━━ RECORD EXTRACTS

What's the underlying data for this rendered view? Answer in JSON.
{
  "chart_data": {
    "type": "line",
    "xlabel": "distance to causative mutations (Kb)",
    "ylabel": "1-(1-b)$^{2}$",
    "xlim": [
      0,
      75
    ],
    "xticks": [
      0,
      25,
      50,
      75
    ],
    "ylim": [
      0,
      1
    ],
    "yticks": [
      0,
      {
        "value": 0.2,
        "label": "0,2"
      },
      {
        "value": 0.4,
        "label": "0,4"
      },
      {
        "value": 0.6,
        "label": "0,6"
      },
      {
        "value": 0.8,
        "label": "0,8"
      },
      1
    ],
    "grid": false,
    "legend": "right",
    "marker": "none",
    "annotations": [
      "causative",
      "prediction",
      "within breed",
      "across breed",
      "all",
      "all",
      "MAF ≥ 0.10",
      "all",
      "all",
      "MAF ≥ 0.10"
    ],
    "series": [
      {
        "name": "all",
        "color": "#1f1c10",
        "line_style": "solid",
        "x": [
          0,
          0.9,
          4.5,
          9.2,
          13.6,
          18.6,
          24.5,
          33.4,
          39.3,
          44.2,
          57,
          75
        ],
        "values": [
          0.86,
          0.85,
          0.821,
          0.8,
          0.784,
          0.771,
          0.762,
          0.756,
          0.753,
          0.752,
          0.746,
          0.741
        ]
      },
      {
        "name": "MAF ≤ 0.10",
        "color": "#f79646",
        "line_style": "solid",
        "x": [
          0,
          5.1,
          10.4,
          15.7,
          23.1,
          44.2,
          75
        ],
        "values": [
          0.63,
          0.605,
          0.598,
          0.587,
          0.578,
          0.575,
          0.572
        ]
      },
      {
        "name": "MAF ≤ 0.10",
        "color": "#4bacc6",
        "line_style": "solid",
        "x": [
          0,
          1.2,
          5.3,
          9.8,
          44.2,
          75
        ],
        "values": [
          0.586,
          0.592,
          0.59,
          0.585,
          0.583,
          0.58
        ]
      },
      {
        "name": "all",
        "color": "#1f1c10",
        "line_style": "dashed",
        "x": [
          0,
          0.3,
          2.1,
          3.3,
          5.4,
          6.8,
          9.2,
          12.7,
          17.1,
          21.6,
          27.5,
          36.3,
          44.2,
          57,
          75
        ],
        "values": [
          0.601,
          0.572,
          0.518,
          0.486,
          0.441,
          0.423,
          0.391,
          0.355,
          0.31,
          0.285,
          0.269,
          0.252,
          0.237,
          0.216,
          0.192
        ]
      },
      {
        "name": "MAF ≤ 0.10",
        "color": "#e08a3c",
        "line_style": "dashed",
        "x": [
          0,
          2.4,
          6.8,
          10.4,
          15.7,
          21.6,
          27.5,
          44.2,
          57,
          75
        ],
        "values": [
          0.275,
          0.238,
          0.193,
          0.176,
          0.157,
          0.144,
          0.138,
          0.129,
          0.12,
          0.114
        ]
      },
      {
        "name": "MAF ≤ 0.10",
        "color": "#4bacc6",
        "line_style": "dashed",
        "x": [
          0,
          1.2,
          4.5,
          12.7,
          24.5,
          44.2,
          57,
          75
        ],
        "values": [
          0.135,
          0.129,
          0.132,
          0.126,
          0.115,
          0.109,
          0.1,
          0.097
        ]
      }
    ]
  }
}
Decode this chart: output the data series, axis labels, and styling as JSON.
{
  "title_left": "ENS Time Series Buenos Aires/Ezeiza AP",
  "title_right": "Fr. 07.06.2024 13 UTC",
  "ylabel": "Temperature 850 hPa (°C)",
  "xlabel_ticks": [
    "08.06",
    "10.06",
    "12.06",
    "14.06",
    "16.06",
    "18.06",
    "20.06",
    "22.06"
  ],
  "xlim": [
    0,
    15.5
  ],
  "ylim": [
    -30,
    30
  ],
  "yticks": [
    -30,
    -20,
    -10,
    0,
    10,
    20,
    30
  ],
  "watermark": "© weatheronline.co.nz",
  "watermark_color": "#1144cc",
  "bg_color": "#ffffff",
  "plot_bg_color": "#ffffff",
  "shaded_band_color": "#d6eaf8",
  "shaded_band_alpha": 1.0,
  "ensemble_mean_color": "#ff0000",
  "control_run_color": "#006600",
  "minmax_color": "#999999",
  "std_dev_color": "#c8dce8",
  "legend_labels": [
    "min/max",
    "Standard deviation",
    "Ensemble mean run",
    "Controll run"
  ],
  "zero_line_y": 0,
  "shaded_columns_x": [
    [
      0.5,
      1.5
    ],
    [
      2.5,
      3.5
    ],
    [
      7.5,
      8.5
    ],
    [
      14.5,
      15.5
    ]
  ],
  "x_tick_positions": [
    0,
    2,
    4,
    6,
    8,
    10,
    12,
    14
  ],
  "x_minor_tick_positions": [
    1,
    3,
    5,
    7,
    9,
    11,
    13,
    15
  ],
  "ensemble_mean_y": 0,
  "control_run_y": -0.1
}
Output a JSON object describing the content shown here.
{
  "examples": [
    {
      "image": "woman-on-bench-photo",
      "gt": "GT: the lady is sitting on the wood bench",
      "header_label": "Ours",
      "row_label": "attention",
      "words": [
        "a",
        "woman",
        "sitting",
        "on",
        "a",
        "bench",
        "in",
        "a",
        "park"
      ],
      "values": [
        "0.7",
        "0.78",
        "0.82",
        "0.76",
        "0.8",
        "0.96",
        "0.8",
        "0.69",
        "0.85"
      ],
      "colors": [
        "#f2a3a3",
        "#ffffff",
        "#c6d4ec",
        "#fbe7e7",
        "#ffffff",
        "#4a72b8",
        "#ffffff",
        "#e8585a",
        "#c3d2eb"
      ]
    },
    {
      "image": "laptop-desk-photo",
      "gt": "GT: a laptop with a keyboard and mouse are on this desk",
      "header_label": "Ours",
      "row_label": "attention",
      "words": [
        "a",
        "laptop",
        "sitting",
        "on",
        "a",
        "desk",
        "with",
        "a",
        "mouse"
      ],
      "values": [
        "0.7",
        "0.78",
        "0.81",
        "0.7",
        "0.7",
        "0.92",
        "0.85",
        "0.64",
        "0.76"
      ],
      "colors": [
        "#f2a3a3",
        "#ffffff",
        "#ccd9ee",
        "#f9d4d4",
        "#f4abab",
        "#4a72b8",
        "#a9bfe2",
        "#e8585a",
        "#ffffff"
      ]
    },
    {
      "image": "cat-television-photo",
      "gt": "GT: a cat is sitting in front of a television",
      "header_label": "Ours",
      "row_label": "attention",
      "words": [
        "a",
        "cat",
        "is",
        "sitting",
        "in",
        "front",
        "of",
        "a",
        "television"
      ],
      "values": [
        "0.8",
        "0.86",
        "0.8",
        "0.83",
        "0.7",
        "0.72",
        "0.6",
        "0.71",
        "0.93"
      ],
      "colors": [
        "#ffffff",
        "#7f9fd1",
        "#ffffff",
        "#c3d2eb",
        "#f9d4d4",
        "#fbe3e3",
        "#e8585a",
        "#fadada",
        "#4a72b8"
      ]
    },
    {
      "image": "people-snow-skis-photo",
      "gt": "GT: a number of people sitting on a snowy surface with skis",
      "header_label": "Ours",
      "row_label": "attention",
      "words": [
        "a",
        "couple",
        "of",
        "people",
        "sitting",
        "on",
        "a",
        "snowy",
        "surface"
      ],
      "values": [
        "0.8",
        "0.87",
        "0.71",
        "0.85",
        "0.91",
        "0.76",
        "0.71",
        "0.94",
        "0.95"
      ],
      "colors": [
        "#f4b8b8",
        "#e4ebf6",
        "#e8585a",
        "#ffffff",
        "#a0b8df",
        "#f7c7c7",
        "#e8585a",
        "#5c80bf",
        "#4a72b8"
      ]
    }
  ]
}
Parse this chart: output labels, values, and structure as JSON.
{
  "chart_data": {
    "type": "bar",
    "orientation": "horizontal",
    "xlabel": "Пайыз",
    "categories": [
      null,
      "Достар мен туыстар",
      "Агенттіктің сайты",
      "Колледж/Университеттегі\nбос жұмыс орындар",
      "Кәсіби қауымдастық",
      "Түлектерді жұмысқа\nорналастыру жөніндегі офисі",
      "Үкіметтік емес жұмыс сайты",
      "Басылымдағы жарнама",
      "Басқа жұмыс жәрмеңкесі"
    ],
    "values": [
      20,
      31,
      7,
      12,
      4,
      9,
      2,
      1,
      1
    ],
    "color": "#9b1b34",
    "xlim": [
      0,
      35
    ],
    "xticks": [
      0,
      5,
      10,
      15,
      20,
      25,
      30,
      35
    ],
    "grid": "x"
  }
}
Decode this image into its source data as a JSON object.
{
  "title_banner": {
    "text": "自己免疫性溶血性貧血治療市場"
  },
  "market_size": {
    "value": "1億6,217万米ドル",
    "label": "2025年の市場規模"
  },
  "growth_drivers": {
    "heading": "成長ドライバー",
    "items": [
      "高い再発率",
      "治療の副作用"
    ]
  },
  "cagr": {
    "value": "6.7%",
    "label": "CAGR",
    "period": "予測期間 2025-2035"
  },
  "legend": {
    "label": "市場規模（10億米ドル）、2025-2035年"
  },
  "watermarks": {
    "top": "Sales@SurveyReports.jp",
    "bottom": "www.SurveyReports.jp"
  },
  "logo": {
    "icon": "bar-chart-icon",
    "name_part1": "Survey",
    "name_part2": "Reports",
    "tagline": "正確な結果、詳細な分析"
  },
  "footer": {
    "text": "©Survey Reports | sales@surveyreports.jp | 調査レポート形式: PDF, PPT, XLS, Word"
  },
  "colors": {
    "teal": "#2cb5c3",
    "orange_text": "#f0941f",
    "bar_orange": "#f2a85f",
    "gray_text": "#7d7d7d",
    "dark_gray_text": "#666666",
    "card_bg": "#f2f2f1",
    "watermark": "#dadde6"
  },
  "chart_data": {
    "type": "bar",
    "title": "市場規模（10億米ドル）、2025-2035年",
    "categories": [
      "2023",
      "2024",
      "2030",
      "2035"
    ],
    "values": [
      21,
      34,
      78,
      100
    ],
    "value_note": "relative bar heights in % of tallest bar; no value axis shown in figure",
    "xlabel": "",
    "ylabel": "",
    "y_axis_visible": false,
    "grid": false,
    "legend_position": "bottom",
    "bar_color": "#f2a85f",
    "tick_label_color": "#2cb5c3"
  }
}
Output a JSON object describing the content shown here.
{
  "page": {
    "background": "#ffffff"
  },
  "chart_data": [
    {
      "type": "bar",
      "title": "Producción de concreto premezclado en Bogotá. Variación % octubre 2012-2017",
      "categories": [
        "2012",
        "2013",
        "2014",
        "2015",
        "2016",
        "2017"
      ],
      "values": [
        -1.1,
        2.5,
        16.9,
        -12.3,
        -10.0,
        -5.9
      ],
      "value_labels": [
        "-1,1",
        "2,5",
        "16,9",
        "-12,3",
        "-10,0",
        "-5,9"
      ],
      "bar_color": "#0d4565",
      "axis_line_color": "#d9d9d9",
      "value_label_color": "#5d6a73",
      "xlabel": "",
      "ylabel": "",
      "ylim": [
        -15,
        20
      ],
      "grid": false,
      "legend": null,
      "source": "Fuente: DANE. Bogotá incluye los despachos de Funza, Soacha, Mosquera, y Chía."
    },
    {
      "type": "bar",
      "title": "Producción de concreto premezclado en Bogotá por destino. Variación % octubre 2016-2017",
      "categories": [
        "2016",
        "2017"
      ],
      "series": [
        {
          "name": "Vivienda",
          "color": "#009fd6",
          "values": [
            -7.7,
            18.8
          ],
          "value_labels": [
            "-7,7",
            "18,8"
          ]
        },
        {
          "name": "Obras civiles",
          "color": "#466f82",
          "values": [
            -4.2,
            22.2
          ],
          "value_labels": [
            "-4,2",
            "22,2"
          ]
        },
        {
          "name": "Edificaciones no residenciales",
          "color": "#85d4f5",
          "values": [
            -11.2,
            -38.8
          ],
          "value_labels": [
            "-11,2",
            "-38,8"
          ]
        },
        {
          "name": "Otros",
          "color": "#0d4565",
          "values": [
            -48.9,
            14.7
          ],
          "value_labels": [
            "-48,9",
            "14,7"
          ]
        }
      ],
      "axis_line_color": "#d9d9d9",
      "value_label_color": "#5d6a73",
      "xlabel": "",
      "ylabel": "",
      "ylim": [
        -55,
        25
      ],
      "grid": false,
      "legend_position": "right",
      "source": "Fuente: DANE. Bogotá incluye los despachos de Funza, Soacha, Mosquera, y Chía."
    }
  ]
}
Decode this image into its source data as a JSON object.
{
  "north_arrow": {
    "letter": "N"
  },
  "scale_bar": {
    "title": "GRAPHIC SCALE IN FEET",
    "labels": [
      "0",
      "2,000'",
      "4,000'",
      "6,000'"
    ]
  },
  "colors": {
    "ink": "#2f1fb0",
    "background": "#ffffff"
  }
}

━━━━

Pull out every line containing "image".

_WRITTEN ANSWER:_
      "image": "woman-on-bench-photo",
      "image": "laptop-desk-photo",
      "image": "cat-television-photo",
      "image": "people-snow-skis-photo",
Decode this image into its source data as a JSON object.
Decode this image into its source data as a JSON object.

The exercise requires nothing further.